Inter-company transactions, balances and unrealised gains on transactions between the company and its subsidiaries, which are related parties, are eliminated in full.

Intra-group losses are also eliminated but may indicate an impairment that requires recognition in the consolidated financial statements.

Accounting policies of subsidiaries have been changed where necessary to ensure consistency with the policies adopted by the group. Non-controlling interests in the net assets of consolidated subsidiaries are identified separately from the group’s equity therein. Non-controlling interests consist of the amount of those interests at the date of the original business combination and the non-controlling shareholder’s share of changes in equity since the date of the combination.

No profit and loss account is presented for the company as permitted by section 408 of the Companies Act 2006.

Going concern

After reviewing the company's forecasts and projections, the directors have a reasonable expectation that the company has adequate resources to continue in operational existence for the foreseeable future. The company therefore continues to adopt the going concern basis in preparing its financial statements.

 

Eagle House Group Limited

Notes to the Financial Statements for the Year Ended 31 August 2020

Judgements and estimation uncertainty

These financial statements do not contain any significant judgements or estimation uncertainty.

Revenue recognition

Turnover comprises the fair value of the consideration received or receivable for the provision of services in the ordinary course of the group’s activities. Turnover is shown net of sales/value added tax, returns, rebates and discounts and after eliminating sales within the company. The group recognises revenue when the amount of revenue can be reliably measured, it is probable that future economic benefits will flow to the entity and specific criteria have been met for each of the group's activities.

Tax

The tax expense for the period comprises current and deferred tax. Tax is recognised in the profit and loss account, except that a charge attributable to an item of income or expense recognised as other comprehensive income is also recognised directly in other comprehensive income.

Provided records:
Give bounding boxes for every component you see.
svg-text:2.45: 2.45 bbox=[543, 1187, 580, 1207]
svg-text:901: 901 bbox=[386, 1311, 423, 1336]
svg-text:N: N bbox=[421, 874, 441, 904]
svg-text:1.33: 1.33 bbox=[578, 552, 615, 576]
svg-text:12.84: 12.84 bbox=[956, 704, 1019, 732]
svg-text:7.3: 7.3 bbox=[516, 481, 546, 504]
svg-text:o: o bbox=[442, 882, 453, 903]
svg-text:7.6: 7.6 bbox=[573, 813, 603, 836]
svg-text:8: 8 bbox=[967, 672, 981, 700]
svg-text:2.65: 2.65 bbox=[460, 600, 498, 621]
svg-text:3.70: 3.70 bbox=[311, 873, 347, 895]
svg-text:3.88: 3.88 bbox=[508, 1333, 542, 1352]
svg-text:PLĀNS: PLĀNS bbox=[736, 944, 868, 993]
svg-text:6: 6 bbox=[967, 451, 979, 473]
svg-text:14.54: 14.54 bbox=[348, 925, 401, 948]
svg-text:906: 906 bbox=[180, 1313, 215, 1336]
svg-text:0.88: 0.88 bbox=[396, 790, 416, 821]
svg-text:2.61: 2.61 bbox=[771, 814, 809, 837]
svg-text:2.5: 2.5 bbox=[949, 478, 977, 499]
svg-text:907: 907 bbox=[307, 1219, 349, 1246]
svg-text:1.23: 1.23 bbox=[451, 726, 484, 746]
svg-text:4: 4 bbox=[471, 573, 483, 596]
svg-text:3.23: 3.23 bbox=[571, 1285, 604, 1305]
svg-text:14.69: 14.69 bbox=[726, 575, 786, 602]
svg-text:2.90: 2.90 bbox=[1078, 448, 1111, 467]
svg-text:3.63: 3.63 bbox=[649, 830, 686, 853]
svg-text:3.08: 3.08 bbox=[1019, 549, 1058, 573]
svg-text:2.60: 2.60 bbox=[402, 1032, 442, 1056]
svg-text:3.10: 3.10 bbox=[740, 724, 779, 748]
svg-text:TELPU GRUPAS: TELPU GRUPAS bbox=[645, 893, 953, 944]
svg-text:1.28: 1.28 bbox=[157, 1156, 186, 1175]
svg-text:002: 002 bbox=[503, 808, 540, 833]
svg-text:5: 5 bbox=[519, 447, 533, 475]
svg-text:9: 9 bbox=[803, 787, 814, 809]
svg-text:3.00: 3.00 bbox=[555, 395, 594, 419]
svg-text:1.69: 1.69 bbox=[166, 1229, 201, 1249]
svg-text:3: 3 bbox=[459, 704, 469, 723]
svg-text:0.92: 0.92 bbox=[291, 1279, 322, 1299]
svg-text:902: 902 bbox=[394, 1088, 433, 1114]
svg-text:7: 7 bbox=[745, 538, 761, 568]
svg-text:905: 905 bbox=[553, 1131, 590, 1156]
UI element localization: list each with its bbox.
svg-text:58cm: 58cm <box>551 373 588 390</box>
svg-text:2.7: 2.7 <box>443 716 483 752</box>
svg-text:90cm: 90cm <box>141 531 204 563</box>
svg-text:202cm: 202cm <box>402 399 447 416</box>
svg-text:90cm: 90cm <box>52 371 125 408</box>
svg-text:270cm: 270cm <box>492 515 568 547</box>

Work to complete:
Please copy the accounting notes above in full, word for word.

Solution to this problem:
Inter-company transactions, balances and unrealised gains on transactions between the company and its subsidiaries, which are related parties, are eliminated in full.

Intra-group losses are also eliminated but may indicate an impairment that requires recognition in the consolidated financial statements.

Accounting policies of subsidiaries have been changed where necessary to ensure consistency with the policies adopted by the group. Non-controlling interests in the net assets of consolidated subsidiaries are identified separately from the group’s equity therein. Non-controlling interests consist of the amount of those interests at the date of the original business combination and the non-controlling shareholder’s share of changes in equity since the date of the combination.

No profit and loss account is presented for the company as permitted by section 408 of the Companies Act 2006.

Going concern

After reviewing the company's forecasts and projections, the directors have a reasonable expectation that the company has adequate resources to continue in operational existence for the foreseeable future. The company therefore continues to adopt the going concern basis in preparing its financial statements.

 

Eagle House Group Limited

Notes to the Financial Statements for the Year Ended 31 August 2020

Judgements and estimation uncertainty

These financial statements do not contain any significant judgements or estimation uncertainty.

Revenue recognition

Turnover comprises the fair value of the consideration received or receivable for the provision of services in the ordinary course of the group’s activities. Turnover is shown net of sales/value added tax, returns, rebates and discounts and after eliminating sales within the company. The group recognises revenue when the amount of revenue can be reliably measured, it is probable that future economic benefits will flow to the entity and specific criteria have been met for each of the group's activities.

Tax

The tax expense for the period comprises current and deferred tax. Tax is recognised in the profit and loss account, except that a charge attributable to an item of income or expense recognised as other comprehensive income is also recognised directly in other comprehensive income.